*THE REQUEST*
Copy all lines below containing "modified".
————————
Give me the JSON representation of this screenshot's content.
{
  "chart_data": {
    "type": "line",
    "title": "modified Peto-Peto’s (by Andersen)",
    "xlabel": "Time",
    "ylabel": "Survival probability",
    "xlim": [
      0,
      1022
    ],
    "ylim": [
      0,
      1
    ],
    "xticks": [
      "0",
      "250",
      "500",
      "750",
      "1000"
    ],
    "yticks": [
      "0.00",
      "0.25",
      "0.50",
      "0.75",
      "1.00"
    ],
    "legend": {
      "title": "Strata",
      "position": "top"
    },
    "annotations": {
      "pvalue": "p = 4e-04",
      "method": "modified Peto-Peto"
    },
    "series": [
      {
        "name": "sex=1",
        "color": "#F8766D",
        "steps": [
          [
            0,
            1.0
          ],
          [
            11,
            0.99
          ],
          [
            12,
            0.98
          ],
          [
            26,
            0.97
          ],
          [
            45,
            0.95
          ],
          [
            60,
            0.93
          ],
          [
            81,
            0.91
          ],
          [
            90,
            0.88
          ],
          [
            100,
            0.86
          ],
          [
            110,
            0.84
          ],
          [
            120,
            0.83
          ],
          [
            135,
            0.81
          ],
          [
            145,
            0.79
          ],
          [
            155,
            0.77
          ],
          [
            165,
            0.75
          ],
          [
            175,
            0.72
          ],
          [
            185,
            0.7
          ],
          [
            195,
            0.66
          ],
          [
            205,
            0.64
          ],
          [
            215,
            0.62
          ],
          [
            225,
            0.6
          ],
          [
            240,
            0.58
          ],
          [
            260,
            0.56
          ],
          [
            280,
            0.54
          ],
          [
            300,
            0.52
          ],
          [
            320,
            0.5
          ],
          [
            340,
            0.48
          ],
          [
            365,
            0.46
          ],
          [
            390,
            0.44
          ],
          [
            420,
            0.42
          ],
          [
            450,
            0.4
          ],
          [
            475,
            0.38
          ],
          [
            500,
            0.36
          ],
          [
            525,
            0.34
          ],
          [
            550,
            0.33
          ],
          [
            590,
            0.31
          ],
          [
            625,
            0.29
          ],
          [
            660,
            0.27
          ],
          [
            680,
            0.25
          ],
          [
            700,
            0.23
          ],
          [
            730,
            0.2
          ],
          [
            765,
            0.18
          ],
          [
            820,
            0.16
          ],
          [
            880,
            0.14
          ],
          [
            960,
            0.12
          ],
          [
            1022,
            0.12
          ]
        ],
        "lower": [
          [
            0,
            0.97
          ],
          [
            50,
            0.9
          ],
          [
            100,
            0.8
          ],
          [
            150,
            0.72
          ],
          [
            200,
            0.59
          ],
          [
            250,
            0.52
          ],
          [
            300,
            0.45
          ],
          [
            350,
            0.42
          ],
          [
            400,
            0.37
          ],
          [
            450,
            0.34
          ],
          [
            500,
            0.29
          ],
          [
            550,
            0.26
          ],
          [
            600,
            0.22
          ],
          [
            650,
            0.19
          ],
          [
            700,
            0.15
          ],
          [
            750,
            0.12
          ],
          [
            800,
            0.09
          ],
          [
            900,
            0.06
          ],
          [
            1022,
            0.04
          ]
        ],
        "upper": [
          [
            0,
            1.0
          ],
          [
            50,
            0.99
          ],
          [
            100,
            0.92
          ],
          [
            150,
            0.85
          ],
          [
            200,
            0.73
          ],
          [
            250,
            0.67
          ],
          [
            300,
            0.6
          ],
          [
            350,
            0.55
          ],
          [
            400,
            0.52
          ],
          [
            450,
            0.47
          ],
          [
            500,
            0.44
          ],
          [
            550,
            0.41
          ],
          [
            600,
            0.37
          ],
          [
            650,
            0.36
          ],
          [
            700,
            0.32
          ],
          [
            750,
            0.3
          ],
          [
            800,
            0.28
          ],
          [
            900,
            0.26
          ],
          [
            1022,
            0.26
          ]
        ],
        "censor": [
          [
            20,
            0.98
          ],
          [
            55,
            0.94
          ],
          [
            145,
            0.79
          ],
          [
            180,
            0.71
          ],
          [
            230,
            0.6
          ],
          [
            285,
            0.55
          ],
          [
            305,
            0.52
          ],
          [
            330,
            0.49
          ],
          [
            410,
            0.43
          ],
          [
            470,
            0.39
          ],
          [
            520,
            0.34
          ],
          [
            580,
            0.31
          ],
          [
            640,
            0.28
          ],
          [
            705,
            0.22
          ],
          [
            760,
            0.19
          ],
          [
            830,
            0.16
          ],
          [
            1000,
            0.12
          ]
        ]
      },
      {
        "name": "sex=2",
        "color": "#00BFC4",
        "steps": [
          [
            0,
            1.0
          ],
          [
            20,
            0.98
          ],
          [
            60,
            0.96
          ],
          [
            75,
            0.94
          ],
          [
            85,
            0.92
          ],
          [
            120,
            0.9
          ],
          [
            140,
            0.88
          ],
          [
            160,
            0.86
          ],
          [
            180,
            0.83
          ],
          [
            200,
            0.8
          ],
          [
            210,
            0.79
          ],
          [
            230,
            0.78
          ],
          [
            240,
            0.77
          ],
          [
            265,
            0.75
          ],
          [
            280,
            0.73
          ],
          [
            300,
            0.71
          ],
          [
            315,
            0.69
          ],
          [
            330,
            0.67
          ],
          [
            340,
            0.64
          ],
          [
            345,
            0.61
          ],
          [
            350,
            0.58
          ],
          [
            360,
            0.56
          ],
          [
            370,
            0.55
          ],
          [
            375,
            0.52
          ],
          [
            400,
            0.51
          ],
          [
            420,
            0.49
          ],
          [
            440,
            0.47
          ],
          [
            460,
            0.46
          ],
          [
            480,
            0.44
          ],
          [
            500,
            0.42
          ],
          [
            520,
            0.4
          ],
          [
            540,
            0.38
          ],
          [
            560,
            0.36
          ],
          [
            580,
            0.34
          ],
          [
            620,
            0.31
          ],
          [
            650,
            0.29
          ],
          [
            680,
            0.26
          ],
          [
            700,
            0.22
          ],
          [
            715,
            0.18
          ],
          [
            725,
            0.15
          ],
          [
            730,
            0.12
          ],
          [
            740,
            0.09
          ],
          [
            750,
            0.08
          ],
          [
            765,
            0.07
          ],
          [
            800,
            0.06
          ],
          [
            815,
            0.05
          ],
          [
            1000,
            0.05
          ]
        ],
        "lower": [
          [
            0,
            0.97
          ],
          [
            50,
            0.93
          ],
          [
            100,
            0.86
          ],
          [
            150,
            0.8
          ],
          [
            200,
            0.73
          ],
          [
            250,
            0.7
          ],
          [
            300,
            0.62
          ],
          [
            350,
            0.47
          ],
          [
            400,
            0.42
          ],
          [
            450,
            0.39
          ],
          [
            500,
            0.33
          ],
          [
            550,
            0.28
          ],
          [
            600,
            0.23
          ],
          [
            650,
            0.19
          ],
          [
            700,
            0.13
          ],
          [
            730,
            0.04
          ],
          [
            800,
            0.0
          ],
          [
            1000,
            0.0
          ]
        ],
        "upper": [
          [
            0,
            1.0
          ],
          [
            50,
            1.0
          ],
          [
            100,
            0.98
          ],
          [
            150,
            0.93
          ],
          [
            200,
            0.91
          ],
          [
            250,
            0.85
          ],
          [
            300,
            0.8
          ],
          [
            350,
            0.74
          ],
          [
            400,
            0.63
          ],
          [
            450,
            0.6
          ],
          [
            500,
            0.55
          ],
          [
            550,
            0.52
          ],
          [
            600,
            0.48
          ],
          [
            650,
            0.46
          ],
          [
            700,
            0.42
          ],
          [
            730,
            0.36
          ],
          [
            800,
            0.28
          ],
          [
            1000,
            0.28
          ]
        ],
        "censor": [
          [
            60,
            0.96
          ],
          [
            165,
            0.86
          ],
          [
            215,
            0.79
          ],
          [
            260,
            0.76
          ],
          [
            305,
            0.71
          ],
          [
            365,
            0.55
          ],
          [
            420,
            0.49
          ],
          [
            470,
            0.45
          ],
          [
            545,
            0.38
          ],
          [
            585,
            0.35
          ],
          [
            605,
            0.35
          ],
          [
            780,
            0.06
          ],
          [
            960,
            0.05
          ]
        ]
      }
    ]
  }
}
————————
*THE REPLY*
    "title": "modified Peto-Peto’s (by Andersen)",
      "method": "modified Peto-Peto"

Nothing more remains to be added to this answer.